:: Exercise ::
All lines holding the string "value" are to be shown.

Data listing
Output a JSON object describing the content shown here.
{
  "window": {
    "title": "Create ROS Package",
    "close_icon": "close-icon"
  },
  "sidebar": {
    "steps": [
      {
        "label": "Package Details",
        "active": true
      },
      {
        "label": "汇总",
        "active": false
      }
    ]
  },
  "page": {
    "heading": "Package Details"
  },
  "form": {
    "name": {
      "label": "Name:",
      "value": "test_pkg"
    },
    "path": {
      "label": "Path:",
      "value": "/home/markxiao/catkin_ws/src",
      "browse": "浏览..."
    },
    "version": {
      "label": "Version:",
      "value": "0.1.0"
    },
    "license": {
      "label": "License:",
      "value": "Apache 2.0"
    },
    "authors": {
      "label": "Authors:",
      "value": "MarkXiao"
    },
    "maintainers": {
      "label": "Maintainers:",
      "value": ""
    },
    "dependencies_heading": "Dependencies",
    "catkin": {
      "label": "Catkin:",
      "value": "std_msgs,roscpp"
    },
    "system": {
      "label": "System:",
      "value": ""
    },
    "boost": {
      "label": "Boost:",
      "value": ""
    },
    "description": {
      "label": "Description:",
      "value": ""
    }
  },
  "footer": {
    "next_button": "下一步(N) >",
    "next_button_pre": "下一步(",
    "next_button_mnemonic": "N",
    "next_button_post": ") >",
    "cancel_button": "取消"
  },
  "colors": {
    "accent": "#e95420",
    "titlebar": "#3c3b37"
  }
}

:: Right answer ::
      "value": "test_pkg"
      "value": "/home/markxiao/catkin_ws/src",
      "value": "0.1.0"
      "value": "Apache 2.0"
      "value": "MarkXiao"
      "value": ""
      "value": "std_msgs,roscpp"
      "value": ""
      "value": ""
      "value": ""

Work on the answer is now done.